◆ **AIM**:
Reproduce the listing below in full and without alteration, apart from its pictures.

◆ **MATERIAL PROVIDED**:
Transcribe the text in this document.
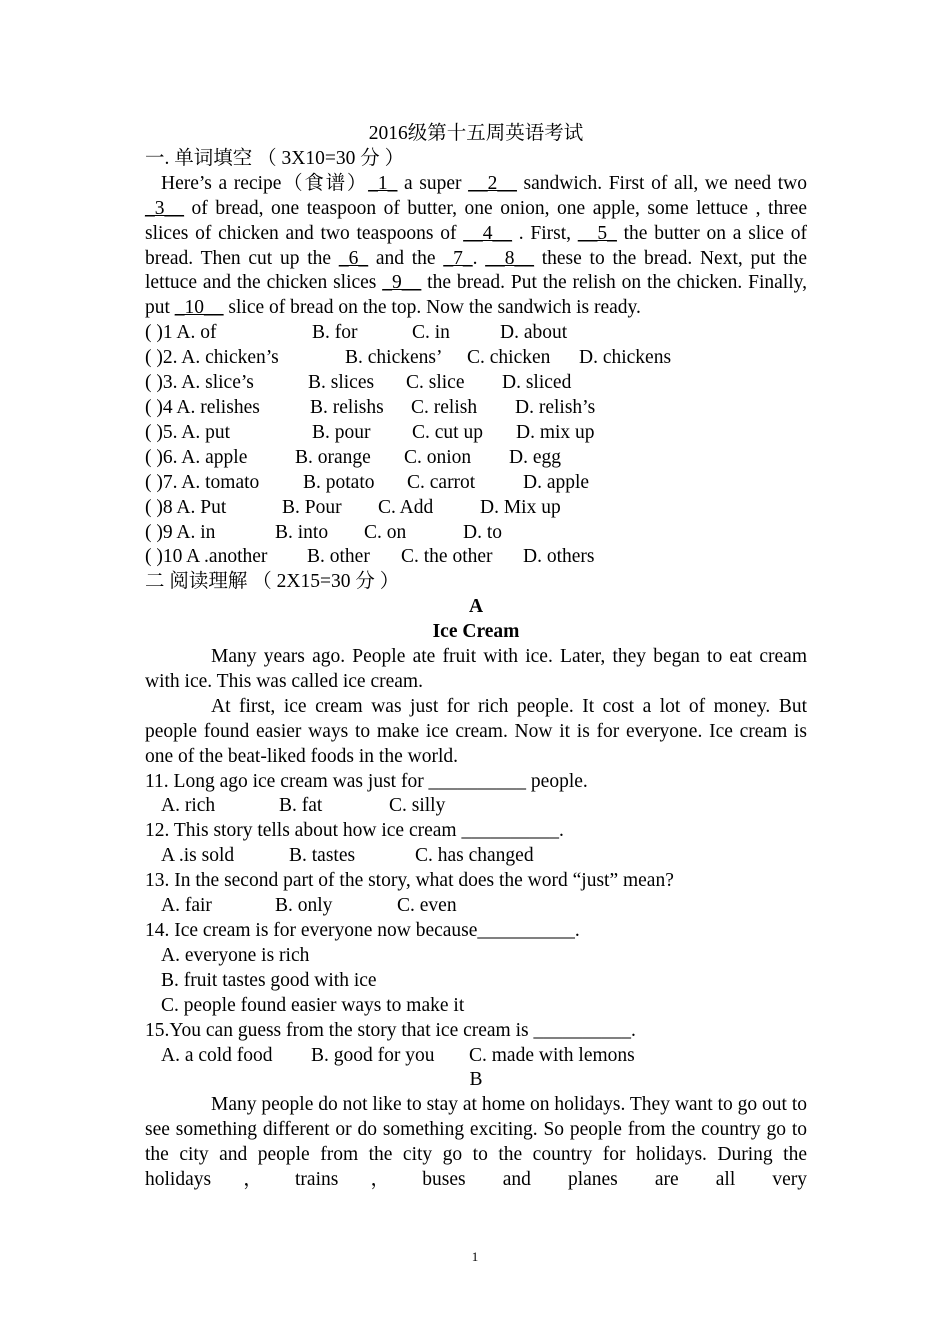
2016级第十五周英语考试
一. 单词填空 （ 3X10=30 分 ）
Here’s a recipe（食谱）_1_ a super __2__ sandwich. First of all, we need two _3__ of bread, one teaspoon of butter, one onion, one apple, some lettuce , three slices of chicken and two teaspoons of __4__ . First, __5_ the butter on a slice of bread. Then cut up the _6_ and the _7_. __8__ these to the bread. Next, put the lettuce and the chicken slices _9__ the bread. Put the relish on the chicken. Finally, put _10__ slice of bread on the top. Now the sandwich is ready.
( )1 A. of	B. for	C. in	D. about
( )2. A. chicken’s	B. chickens’	C. chicken	D. chickens
( )3. A. slice’s	B. slices	C. slice	D. sliced
( )4 A. relishes	B. relishs	C. relish	D. relish’s
( )5. A. put	B. pour	C. cut up	D. mix up
( )6. A. apple	B. orange	C. onion	D. egg
( )7. A. tomato	B. potato	C. carrot	D. apple
( )8 A. Put	B. Pour	C. Add	D. Mix up
( )9 A. in	B. into	C. on	D. to
( )10 A .another	B. other	C. the other	D. others
二 阅读理解 （ 2X15=30 分 ）
A
Ice Cream
Many years ago. People ate fruit with ice. Later, they began to eat cream with ice. This was called ice cream.
At first, ice cream was just for rich people. It cost a lot of money. But people found easier ways to make ice cream. Now it is for everyone. Ice cream is one of the beat-liked foods in the world.
11. Long ago ice cream was just for __________ people.
A. rich	B. fat	C. silly
12. This story tells about how ice cream __________.
A .is sold	B. tastes	C. has changed
13. In the second part of the story, what does the word “just” mean?
A. fair	B. only	C. even
14. Ice cream is for everyone now because__________.
A. everyone is rich
B. fruit tastes good with ice
C. people found easier ways to make it
15.You can guess from the story that ice cream is __________.
A. a cold food	B. good for you	C. made with lemons
B
Many people do not like to stay at home on holidays. They want to go out to see something different or do something exciting. So people from the country go to the city and people from the city go to the country for holidays. During the holidays，trains，buses and planes are all very
1
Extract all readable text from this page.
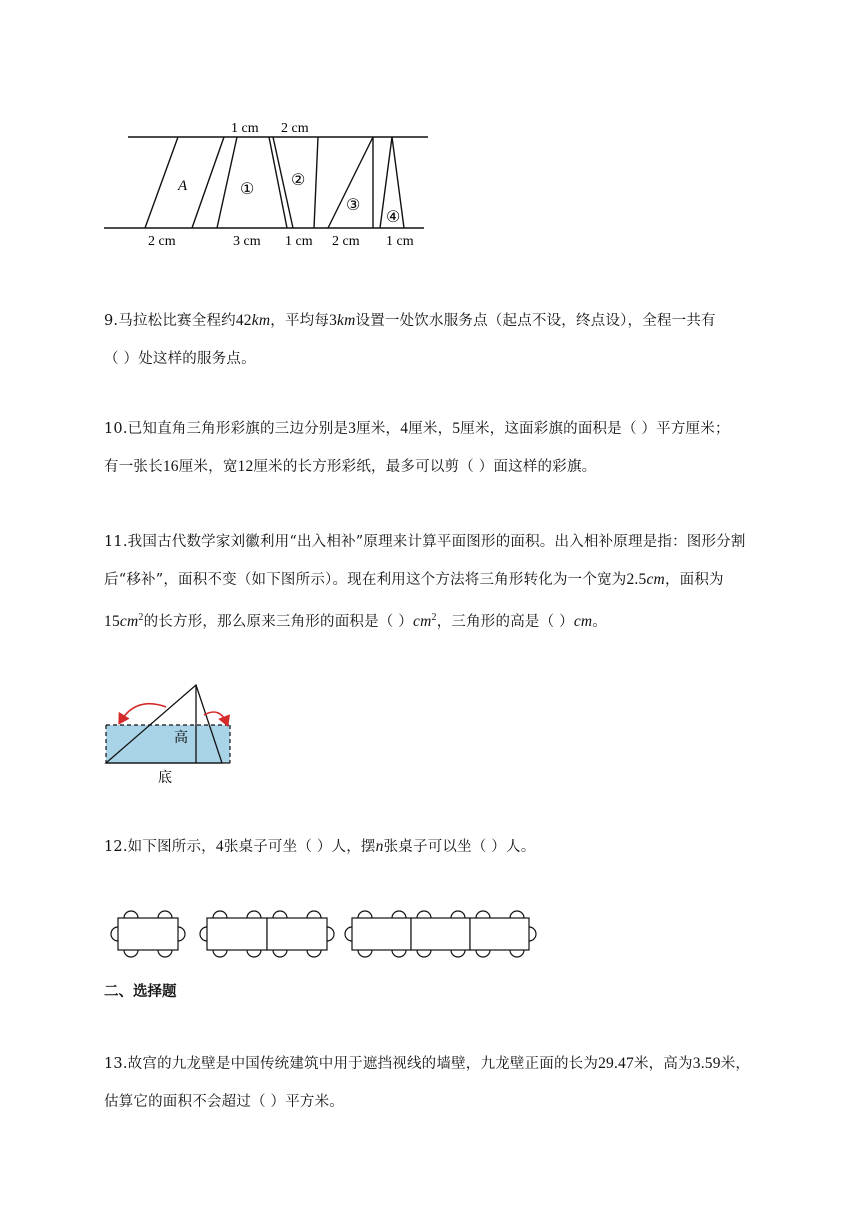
1 cm 2 cm
2 cm	3 cm 1 cm 2 cm 1 cm
A	①
②
③
④

9.马拉松比赛全程约42km，平均每3km设置一处饮水服务点（起点不设，终点设），全程一共有

（ ）处这样的服务点。

10.已知直角三角形彩旗的三边分别是3厘米，4厘米，5厘米，这面彩旗的面积是（ ）平方厘米；

有一张长16厘米，宽12厘米的长方形彩纸，最多可以剪（ ）面这样的彩旗。

11.我国古代数学家刘徽利用“出入相补”原理来计算平面图形的面积。出入相补原理是指：图形分割

后“移补”，面积不变（如下图所示）。现在利用这个方法将三角形转化为一个宽为2.5cm，面积为

$15cm^2$的长方形，那么原来三角形的面积是（ ）$cm^2$，三角形的高是（ ）cm。

高
底

12.如下图所示，4张桌子可坐（ ）人，摆n张桌子可以坐（ ）人。

二、选择题

13.故宫的九龙壁是中国传统建筑中用于遮挡视线的墙壁，九龙壁正面的长为29.47米，高为3.59米，

估算它的面积不会超过（ ）平方米。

◆ **COMPLETE OUTPUT**:
Transcribe the text in this document.
2016级第十五周英语考试
一. 单词填空 （ 3X10=30 分 ）
Here’s a recipe（食谱）_1_ a super __2__ sandwich. First of all, we need two _3__ of bread, one teaspoon of butter, one onion, one apple, some lettuce , three slices of chicken and two teaspoons of __4__ . First, __5_ the butter on a slice of bread. Then cut up the _6_ and the _7_. __8__ these to the bread. Next, put the lettuce and the chicken slices _9__ the bread. Put the relish on the chicken. Finally, put _10__ slice of bread on the top. Now the sandwich is ready.
( )1 A. of	B. for	C. in	D. about
( )2. A. chicken’s	B. chickens’	C. chicken	D. chickens
( )3. A. slice’s	B. slices	C. slice	D. sliced
( )4 A. relishes	B. relishs	C. relish	D. relish’s
( )5. A. put	B. pour	C. cut up	D. mix up
( )6. A. apple	B. orange	C. onion	D. egg
( )7. A. tomato	B. potato	C. carrot	D. apple
( )8 A. Put	B. Pour	C. Add	D. Mix up
( )9 A. in	B. into	C. on	D. to
( )10 A .another	B. other	C. the other	D. others
二 阅读理解 （ 2X15=30 分 ）
A
Ice Cream
Many years ago. People ate fruit with ice. Later, they began to eat cream with ice. This was called ice cream.
At first, ice cream was just for rich people. It cost a lot of money. But people found easier ways to make ice cream. Now it is for everyone. Ice cream is one of the beat-liked foods in the world.
11. Long ago ice cream was just for __________ people.
A. rich	B. fat	C. silly
12. This story tells about how ice cream __________.
A .is sold	B. tastes	C. has changed
13. In the second part of the story, what does the word “just” mean?
A. fair	B. only	C. even
14. Ice cream is for everyone now because__________.
A. everyone is rich
B. fruit tastes good with ice
C. people found easier ways to make it
15.You can guess from the story that ice cream is __________.
A. a cold food	B. good for you	C. made with lemons
B
Many people do not like to stay at home on holidays. They want to go out to see something different or do something exciting. So people from the country go to the city and people from the city go to the country for holidays. During the holidays，trains，buses and planes are all very
1
Extract all readable text from this page.
1 cm 2 cm
2 cm	3 cm 1 cm 2 cm 1 cm
A	①
②
③
④

9.马拉松比赛全程约42km，平均每3km设置一处饮水服务点（起点不设，终点设），全程一共有

（ ）处这样的服务点。

10.已知直角三角形彩旗的三边分别是3厘米，4厘米，5厘米，这面彩旗的面积是（ ）平方厘米；

有一张长16厘米，宽12厘米的长方形彩纸，最多可以剪（ ）面这样的彩旗。

11.我国古代数学家刘徽利用“出入相补”原理来计算平面图形的面积。出入相补原理是指：图形分割

后“移补”，面积不变（如下图所示）。现在利用这个方法将三角形转化为一个宽为2.5cm，面积为

$15cm^2$的长方形，那么原来三角形的面积是（ ）$cm^2$，三角形的高是（ ）cm。

高
底

12.如下图所示，4张桌子可坐（ ）人，摆n张桌子可以坐（ ）人。

二、选择题

13.故宫的九龙壁是中国传统建筑中用于遮挡视线的墙壁，九龙壁正面的长为29.47米，高为3.59米，

估算它的面积不会超过（ ）平方米。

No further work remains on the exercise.